Dataset rows:
• • • •

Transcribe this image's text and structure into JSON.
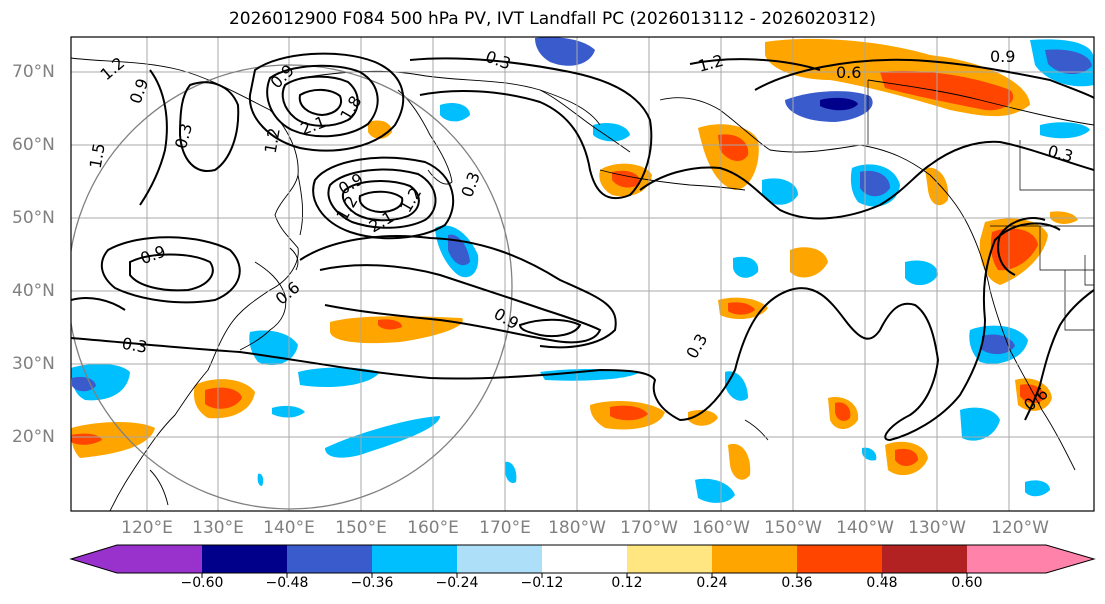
{
  "title": "2026012900 F084 500 hPa PV, IVT Landfall PC (2026013112 - 2026020312)",
  "map": {
    "lat_labels": [
      "70°N",
      "60°N",
      "50°N",
      "40°N",
      "30°N",
      "20°N"
    ],
    "lon_labels": [
      "120°E",
      "130°E",
      "140°E",
      "150°E",
      "160°E",
      "170°E",
      "180°W",
      "170°W",
      "160°W",
      "150°W",
      "140°W",
      "130°W",
      "120°W"
    ],
    "contour_labels": [
      "1.2",
      "0.9",
      "0.3",
      "1.5",
      "1.2",
      "2.1",
      "1.8",
      "0.9",
      "1.2",
      "0.3",
      "0.9",
      "1.2",
      "2.1",
      "0.9",
      "0.6",
      "0.3",
      "0.9",
      "0.3",
      "1.2",
      "0.6",
      "0.9",
      "0.3",
      "0.3",
      "0.6"
    ]
  },
  "colorbar": {
    "tick_labels": [
      "−0.60",
      "−0.48",
      "−0.36",
      "−0.24",
      "−0.12",
      "0.12",
      "0.24",
      "0.36",
      "0.48",
      "0.60"
    ],
    "colors": [
      "#9932CC",
      "#00008B",
      "#3A5BCC",
      "#00BFFF",
      "#ADDFF8",
      "#FFFFFF",
      "#FFE680",
      "#FFA500",
      "#FF4500",
      "#B22222",
      "#FF82AB"
    ]
  }
}
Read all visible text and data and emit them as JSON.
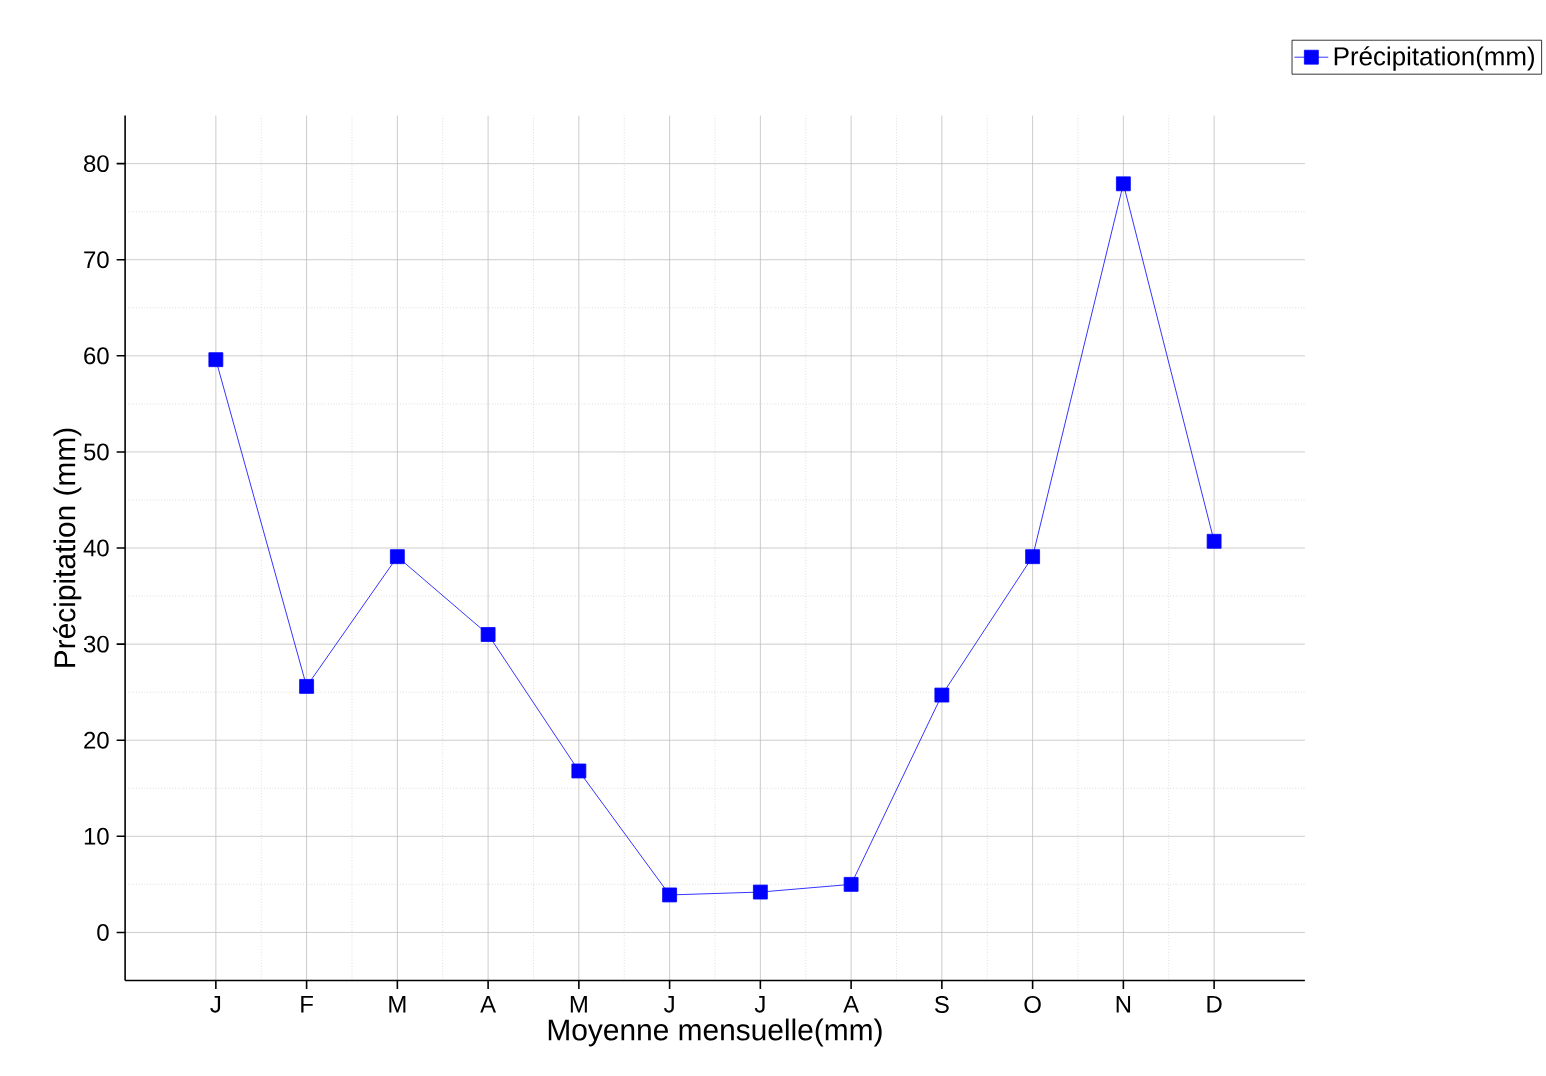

• • • •

# Problem description
Look through the entries above and list every line containing "text".

# Task response
Transcribe this image's text and structure into JSON.
Read all visible text and data and emit them as JSON.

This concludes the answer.